_Exercise brief_. Report how many lines of the entries below contain the word "interventi", and nothing more.

(Records from a data collection)
--- begin ---

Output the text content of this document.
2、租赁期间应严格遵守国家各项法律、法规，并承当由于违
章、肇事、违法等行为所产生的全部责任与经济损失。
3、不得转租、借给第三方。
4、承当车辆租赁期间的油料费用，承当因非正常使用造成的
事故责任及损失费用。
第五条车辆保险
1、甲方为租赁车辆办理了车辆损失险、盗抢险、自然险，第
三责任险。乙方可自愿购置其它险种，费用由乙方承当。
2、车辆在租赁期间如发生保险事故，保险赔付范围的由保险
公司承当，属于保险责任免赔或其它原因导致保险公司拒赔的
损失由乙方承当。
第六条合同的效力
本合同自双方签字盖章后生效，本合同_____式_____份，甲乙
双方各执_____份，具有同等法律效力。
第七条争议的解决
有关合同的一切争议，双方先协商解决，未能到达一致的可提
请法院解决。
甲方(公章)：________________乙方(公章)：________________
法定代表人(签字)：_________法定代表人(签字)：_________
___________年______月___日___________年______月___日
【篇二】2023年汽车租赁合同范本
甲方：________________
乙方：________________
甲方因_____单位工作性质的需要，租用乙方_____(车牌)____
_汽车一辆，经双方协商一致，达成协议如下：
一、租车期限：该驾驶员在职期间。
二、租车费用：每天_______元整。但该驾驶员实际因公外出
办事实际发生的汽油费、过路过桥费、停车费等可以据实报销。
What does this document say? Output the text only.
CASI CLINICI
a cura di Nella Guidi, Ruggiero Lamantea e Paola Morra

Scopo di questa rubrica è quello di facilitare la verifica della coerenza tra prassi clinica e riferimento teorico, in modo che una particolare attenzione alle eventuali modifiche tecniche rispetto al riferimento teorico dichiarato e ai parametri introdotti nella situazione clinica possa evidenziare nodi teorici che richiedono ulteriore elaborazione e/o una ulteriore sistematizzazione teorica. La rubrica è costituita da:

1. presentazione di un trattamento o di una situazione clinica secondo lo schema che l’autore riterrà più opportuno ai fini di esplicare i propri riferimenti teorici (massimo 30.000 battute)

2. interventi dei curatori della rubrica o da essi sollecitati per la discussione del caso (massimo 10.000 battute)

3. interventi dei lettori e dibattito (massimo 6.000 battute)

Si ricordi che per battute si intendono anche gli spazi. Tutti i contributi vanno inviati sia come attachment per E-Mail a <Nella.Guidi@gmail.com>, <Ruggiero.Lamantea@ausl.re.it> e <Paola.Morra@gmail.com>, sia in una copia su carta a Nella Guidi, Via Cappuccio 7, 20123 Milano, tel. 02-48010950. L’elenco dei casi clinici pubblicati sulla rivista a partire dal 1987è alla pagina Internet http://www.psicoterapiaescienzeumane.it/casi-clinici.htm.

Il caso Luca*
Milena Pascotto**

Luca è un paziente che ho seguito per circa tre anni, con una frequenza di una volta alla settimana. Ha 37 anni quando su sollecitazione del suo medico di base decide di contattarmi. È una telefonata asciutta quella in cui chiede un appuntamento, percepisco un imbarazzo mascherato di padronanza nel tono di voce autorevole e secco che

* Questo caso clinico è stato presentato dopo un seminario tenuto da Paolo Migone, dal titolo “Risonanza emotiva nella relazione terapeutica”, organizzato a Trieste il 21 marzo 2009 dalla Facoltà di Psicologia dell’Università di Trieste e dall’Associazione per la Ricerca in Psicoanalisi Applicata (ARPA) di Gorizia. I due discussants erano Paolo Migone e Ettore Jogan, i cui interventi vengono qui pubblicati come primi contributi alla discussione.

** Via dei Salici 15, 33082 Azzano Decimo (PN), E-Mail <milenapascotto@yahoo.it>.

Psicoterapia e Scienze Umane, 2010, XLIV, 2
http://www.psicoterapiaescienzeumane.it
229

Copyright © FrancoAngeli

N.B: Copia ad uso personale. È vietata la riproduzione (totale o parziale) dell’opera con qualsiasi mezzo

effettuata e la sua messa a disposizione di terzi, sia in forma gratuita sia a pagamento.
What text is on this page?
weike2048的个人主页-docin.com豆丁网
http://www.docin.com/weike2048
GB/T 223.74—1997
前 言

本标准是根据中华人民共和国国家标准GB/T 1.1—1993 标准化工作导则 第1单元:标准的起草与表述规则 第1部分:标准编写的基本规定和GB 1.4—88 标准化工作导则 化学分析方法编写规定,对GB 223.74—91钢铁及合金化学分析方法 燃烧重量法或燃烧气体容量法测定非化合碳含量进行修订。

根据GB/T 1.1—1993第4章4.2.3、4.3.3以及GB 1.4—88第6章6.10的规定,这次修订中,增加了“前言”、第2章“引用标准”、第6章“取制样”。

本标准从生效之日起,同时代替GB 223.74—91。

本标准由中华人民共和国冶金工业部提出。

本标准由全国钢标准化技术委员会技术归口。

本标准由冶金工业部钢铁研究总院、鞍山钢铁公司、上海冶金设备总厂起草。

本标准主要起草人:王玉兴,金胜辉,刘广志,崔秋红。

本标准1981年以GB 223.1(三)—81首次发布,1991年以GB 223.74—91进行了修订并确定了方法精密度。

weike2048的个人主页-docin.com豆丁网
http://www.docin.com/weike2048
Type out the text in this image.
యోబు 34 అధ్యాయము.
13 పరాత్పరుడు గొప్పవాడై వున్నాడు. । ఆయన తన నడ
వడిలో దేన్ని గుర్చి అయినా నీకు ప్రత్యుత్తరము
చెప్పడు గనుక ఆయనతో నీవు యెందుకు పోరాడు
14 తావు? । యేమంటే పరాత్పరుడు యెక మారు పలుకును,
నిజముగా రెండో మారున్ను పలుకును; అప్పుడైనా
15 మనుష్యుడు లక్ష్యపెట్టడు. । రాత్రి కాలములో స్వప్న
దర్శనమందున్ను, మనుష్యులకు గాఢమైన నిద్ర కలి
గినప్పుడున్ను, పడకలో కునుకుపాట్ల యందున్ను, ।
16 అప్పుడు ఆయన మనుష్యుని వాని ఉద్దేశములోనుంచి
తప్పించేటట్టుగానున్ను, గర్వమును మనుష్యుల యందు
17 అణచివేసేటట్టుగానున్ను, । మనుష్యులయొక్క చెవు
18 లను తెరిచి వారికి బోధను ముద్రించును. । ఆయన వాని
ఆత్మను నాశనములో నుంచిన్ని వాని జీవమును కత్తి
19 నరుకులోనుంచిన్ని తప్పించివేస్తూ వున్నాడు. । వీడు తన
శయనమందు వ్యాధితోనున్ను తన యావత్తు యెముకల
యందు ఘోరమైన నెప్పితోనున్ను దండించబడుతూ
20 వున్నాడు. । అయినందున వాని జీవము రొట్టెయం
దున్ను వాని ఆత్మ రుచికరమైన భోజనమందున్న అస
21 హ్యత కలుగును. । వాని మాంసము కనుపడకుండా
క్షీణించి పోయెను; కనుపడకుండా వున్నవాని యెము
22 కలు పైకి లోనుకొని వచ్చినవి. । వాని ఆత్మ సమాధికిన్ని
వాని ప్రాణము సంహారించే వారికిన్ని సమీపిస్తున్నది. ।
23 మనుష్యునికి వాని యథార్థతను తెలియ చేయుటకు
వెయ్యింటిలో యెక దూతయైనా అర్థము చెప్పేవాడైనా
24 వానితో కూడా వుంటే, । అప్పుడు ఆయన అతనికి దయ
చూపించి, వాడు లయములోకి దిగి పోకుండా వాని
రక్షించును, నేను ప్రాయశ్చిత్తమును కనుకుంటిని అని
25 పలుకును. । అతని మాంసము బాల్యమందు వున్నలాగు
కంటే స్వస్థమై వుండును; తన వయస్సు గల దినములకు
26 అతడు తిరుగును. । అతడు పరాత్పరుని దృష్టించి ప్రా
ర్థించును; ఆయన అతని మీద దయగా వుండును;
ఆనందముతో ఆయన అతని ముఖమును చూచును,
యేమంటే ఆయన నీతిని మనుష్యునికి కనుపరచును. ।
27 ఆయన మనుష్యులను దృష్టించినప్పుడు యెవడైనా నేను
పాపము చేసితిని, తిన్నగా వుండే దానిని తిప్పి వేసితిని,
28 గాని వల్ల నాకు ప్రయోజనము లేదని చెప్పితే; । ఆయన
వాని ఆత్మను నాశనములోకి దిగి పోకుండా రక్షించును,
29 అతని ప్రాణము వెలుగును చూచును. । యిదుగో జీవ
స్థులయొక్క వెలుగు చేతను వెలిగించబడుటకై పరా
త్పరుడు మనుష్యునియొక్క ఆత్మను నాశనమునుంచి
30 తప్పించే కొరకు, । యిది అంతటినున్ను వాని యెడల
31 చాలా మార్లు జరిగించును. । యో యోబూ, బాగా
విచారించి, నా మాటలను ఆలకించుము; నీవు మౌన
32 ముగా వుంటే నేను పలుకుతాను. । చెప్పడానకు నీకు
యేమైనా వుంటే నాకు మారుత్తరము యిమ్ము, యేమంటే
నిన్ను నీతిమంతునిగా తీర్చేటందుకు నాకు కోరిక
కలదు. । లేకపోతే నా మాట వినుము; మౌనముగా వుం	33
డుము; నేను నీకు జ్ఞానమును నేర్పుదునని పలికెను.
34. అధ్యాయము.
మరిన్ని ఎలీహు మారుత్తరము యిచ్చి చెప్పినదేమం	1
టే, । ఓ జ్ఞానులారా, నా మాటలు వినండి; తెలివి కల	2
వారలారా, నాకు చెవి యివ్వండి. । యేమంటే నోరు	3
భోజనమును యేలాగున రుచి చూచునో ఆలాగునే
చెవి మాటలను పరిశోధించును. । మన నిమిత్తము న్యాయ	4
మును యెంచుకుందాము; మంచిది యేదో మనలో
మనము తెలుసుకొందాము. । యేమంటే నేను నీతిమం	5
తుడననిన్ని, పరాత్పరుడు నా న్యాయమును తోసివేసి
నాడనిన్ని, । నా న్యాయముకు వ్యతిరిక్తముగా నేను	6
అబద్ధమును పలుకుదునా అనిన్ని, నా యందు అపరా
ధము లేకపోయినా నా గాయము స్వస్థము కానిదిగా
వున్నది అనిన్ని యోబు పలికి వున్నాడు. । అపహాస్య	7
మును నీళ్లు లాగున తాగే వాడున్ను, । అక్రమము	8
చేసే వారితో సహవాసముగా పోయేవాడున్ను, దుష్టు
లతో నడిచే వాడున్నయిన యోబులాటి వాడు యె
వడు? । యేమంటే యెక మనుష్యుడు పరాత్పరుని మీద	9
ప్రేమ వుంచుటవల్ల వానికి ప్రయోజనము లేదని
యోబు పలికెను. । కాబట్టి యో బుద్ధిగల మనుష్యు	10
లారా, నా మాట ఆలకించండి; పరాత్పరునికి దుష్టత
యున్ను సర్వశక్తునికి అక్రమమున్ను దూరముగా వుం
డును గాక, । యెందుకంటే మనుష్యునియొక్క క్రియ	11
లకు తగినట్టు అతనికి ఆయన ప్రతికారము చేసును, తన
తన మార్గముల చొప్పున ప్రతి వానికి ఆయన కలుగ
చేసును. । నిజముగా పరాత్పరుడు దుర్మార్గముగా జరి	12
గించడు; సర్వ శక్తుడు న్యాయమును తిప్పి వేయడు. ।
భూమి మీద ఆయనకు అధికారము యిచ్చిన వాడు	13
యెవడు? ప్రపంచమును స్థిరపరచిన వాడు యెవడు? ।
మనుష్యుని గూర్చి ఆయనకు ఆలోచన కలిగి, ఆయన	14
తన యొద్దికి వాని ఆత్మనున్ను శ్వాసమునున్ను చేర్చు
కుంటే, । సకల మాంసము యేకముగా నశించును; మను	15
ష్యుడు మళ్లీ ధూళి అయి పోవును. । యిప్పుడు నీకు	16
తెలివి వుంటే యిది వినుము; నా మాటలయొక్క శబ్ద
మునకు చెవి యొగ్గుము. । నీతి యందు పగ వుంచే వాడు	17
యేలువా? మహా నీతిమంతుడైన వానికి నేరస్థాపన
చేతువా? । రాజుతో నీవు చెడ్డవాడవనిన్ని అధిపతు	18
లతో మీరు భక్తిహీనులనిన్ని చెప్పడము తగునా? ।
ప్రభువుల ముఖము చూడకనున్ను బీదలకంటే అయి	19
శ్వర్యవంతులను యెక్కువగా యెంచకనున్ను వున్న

--- end ---

_Full output_. 3